- _Extracted records_:
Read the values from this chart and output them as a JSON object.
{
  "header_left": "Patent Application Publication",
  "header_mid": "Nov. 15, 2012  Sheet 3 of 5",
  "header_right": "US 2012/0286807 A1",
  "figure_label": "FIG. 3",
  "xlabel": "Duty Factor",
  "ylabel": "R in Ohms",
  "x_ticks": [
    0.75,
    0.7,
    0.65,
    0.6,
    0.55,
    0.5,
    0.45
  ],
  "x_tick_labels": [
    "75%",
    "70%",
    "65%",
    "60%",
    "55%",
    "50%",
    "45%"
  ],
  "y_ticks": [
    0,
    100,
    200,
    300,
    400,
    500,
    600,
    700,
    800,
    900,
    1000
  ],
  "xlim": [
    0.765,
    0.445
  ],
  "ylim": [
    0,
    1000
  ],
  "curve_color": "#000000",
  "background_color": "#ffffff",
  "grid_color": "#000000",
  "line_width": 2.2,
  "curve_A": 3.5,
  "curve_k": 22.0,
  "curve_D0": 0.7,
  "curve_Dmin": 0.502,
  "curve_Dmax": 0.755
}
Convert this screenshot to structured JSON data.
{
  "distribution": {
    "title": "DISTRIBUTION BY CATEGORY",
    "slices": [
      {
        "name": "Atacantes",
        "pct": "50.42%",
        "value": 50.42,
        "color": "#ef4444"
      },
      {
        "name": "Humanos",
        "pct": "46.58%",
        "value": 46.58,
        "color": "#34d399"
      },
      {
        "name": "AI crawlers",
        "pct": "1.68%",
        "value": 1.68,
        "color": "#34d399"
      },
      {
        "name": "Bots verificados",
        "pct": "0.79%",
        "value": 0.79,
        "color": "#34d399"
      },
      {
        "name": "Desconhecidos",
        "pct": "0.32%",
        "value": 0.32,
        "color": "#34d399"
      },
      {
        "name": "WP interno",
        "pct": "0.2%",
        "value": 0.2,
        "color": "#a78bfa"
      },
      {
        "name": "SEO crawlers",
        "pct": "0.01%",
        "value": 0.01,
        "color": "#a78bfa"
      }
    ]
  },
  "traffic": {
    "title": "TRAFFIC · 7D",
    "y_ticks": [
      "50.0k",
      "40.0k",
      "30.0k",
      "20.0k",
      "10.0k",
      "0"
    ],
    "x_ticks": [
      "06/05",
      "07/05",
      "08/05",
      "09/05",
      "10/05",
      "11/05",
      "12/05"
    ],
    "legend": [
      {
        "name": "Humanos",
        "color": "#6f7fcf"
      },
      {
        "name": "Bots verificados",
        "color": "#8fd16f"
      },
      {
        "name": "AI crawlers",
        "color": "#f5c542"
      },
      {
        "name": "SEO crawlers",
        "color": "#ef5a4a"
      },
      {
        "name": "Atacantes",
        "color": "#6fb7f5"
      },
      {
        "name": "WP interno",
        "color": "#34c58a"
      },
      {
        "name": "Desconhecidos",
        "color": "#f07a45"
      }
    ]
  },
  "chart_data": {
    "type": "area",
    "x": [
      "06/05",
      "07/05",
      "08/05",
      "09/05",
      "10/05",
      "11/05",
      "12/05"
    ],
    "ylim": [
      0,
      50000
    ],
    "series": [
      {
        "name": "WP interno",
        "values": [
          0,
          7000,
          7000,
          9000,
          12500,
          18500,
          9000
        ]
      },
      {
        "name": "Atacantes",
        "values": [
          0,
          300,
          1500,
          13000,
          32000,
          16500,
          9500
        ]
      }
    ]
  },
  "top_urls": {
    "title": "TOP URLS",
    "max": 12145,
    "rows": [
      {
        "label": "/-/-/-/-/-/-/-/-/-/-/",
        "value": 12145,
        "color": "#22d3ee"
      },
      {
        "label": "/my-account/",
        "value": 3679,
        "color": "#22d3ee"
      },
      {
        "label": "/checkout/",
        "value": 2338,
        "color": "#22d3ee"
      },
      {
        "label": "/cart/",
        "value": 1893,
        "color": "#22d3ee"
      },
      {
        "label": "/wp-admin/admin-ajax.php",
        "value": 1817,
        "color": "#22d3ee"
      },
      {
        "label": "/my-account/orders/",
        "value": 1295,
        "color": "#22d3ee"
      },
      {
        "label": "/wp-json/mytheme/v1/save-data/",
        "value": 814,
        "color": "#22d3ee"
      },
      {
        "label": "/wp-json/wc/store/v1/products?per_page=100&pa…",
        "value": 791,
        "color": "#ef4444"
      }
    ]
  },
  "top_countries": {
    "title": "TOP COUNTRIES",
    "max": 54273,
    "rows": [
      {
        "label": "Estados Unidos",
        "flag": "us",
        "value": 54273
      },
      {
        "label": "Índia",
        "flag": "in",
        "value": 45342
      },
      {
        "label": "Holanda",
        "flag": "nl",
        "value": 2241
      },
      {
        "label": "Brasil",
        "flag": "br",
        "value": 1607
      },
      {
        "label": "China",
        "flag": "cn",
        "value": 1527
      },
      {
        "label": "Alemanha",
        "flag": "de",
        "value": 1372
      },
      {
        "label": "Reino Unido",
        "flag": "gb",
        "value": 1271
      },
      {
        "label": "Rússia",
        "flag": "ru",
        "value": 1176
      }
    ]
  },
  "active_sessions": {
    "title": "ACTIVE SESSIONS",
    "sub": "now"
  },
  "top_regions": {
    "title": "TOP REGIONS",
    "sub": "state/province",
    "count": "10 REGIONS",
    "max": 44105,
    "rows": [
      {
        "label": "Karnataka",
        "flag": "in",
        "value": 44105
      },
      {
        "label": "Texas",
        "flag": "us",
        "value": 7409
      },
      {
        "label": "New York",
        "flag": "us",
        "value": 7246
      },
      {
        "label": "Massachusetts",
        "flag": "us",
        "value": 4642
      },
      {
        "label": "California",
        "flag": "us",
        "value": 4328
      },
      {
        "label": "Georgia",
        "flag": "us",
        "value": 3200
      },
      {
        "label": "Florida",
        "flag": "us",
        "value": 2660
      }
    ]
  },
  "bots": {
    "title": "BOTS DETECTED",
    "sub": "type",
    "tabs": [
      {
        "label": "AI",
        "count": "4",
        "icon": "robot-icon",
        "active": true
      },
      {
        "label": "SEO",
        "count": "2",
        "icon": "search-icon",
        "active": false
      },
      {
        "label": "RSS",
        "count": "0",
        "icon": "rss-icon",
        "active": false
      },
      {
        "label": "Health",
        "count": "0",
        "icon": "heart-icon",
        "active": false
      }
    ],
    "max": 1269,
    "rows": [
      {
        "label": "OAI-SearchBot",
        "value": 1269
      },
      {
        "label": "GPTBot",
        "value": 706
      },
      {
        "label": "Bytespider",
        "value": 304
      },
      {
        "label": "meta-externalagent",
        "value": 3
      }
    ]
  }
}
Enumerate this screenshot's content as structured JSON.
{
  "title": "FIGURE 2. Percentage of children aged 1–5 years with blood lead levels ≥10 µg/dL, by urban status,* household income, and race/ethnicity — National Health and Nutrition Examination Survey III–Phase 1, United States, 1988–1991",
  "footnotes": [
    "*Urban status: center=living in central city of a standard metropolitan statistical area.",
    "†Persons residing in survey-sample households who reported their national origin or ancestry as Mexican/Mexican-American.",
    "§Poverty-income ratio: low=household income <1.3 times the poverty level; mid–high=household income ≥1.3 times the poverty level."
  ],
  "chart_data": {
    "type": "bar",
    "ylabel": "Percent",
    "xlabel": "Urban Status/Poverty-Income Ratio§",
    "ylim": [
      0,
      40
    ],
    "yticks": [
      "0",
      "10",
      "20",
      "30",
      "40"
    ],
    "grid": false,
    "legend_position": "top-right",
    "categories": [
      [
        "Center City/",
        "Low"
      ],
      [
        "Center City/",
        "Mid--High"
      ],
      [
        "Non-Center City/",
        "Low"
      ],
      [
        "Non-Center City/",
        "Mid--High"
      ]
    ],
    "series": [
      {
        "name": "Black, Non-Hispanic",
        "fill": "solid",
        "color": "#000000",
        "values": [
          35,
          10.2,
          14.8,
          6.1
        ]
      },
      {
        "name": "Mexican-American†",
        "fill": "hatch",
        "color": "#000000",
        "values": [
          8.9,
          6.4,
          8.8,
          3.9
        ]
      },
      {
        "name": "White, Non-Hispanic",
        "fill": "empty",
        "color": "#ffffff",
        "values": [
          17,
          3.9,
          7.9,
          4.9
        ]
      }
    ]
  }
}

- _Work to do_:
Find how many lines include the string "structured" and report that number alone.

- _Worked answer_:
2